Start of Given entries
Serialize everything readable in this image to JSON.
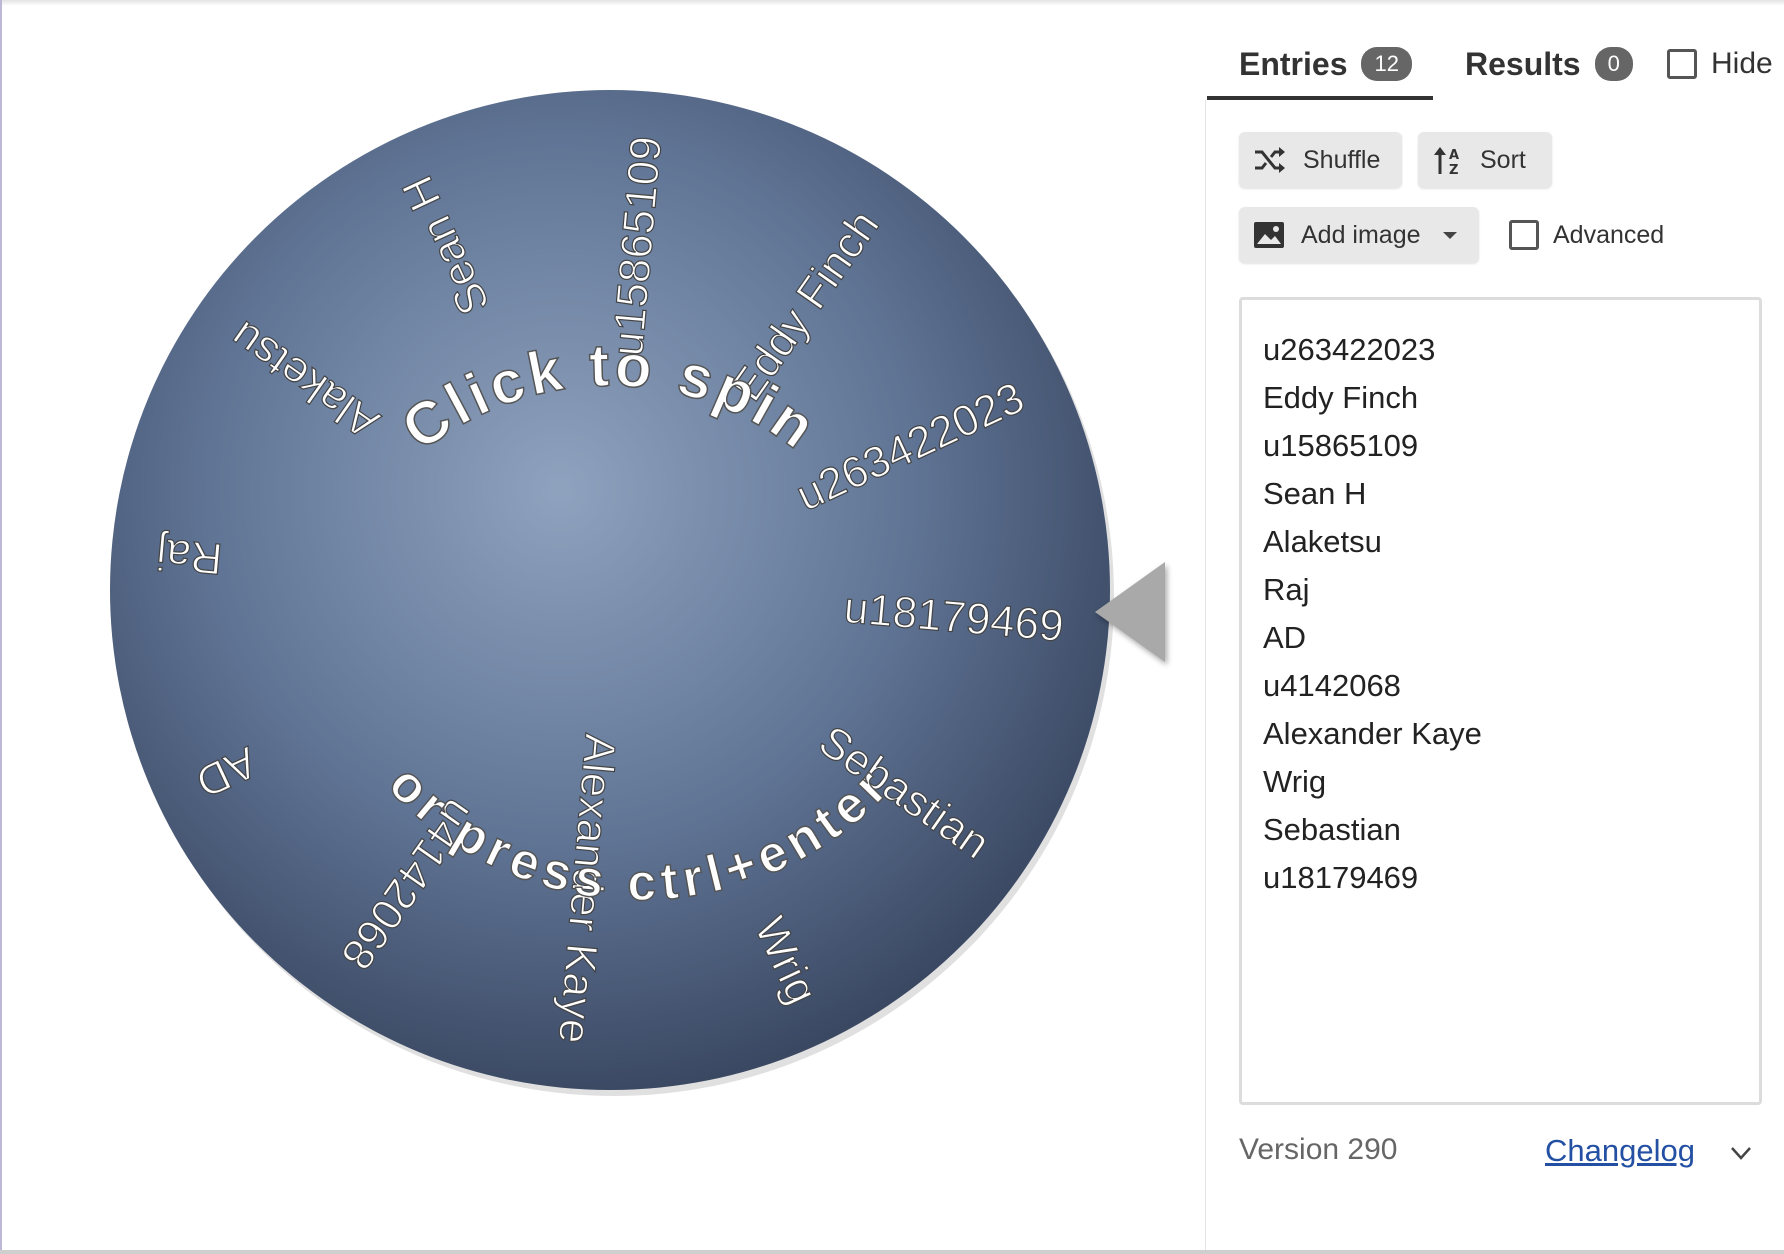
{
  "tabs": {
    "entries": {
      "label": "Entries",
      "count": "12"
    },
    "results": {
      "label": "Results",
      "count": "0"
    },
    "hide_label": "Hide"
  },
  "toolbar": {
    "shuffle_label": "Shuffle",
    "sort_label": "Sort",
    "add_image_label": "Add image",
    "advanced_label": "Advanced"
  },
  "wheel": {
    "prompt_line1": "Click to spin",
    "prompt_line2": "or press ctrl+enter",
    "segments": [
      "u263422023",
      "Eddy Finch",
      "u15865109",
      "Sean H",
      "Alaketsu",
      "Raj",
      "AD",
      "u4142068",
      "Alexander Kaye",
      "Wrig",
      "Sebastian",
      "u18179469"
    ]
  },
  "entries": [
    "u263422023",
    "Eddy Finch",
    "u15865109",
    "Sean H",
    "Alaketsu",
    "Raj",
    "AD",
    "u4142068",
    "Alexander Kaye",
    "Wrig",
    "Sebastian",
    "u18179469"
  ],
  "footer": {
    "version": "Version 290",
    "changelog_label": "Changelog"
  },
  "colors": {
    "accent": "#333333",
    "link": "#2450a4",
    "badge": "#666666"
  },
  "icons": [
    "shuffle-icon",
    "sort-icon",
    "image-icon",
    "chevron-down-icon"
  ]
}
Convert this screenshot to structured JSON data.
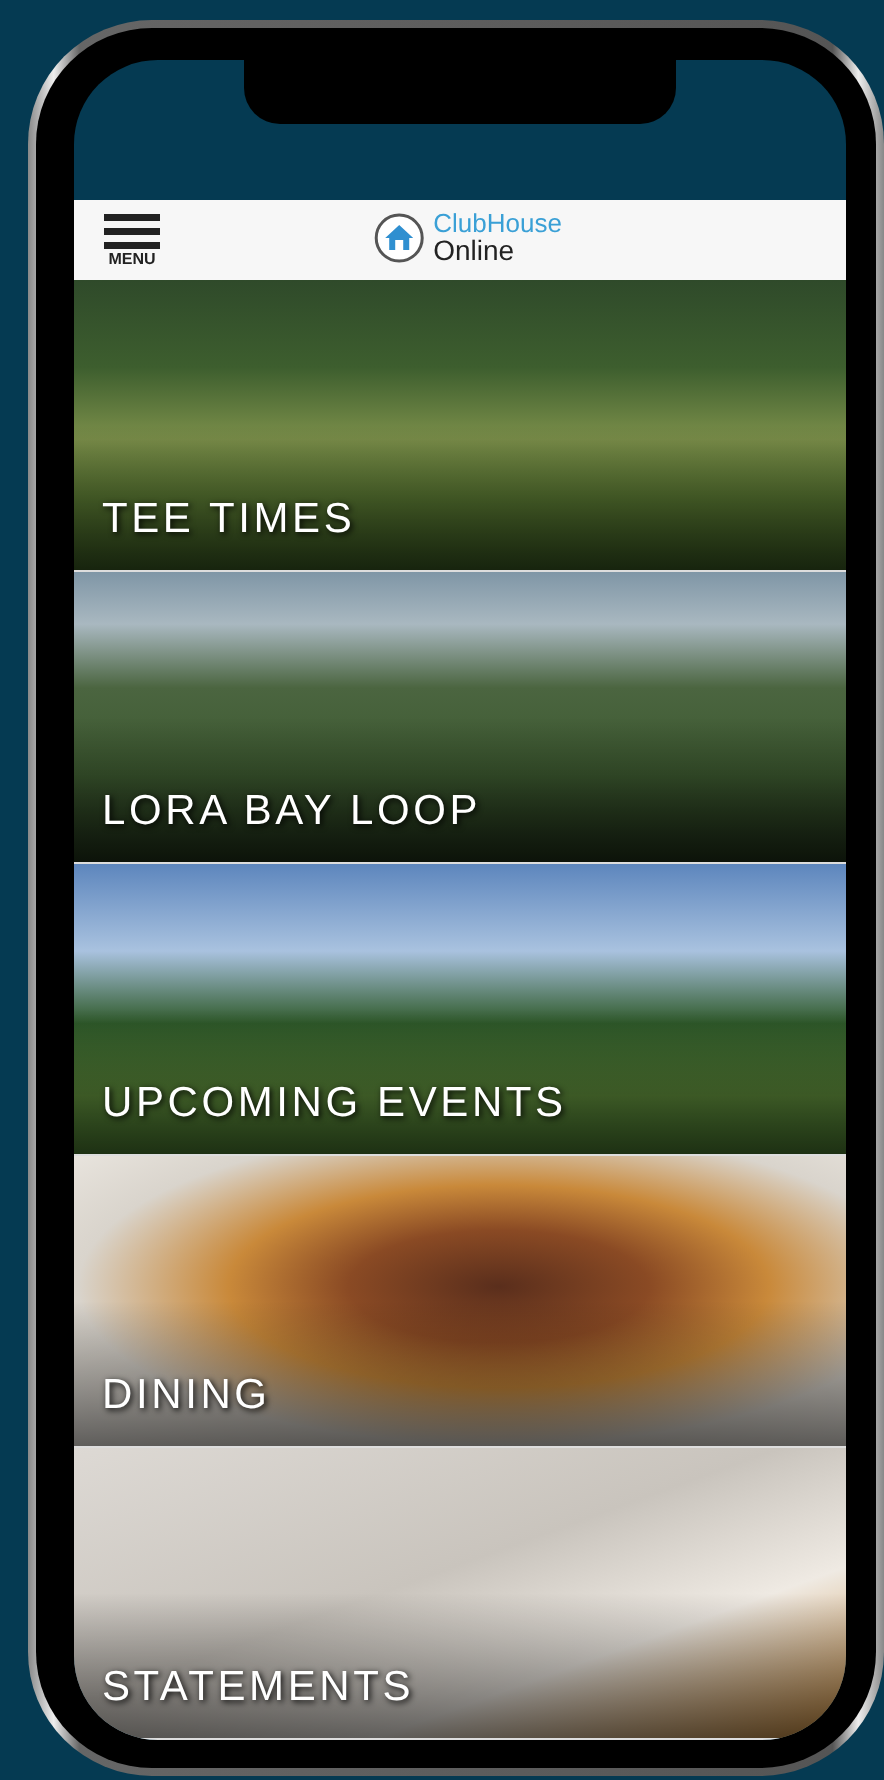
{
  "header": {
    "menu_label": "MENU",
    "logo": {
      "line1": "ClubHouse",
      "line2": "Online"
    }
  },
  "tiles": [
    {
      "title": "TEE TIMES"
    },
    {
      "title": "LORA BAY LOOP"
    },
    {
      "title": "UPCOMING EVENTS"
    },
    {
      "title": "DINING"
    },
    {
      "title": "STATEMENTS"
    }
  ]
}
End of Given entries
Description of the task - Set down all the data again exactly as above, pictures excluded.

Result of the exercise -
Serialize everything readable in this image to JSON.
{
  "tabs": {
    "entries": {
      "label": "Entries",
      "count": "12"
    },
    "results": {
      "label": "Results",
      "count": "0"
    },
    "hide_label": "Hide"
  },
  "toolbar": {
    "shuffle_label": "Shuffle",
    "sort_label": "Sort",
    "add_image_label": "Add image",
    "advanced_label": "Advanced"
  },
  "wheel": {
    "prompt_line1": "Click to spin",
    "prompt_line2": "or press ctrl+enter",
    "segments": [
      "u263422023",
      "Eddy Finch",
      "u15865109",
      "Sean H",
      "Alaketsu",
      "Raj",
      "AD",
      "u4142068",
      "Alexander Kaye",
      "Wrig",
      "Sebastian",
      "u18179469"
    ]
  },
  "entries": [
    "u263422023",
    "Eddy Finch",
    "u15865109",
    "Sean H",
    "Alaketsu",
    "Raj",
    "AD",
    "u4142068",
    "Alexander Kaye",
    "Wrig",
    "Sebastian",
    "u18179469"
  ],
  "footer": {
    "version": "Version 290",
    "changelog_label": "Changelog"
  },
  "colors": {
    "accent": "#333333",
    "link": "#2450a4",
    "badge": "#666666"
  },
  "icons": [
    "shuffle-icon",
    "sort-icon",
    "image-icon",
    "chevron-down-icon"
  ]
}
Convert this screenshot to structured JSON data.
{
  "header": {
    "menu_label": "MENU",
    "logo": {
      "line1": "ClubHouse",
      "line2": "Online"
    }
  },
  "tiles": [
    {
      "title": "TEE TIMES"
    },
    {
      "title": "LORA BAY LOOP"
    },
    {
      "title": "UPCOMING EVENTS"
    },
    {
      "title": "DINING"
    },
    {
      "title": "STATEMENTS"
    }
  ]
}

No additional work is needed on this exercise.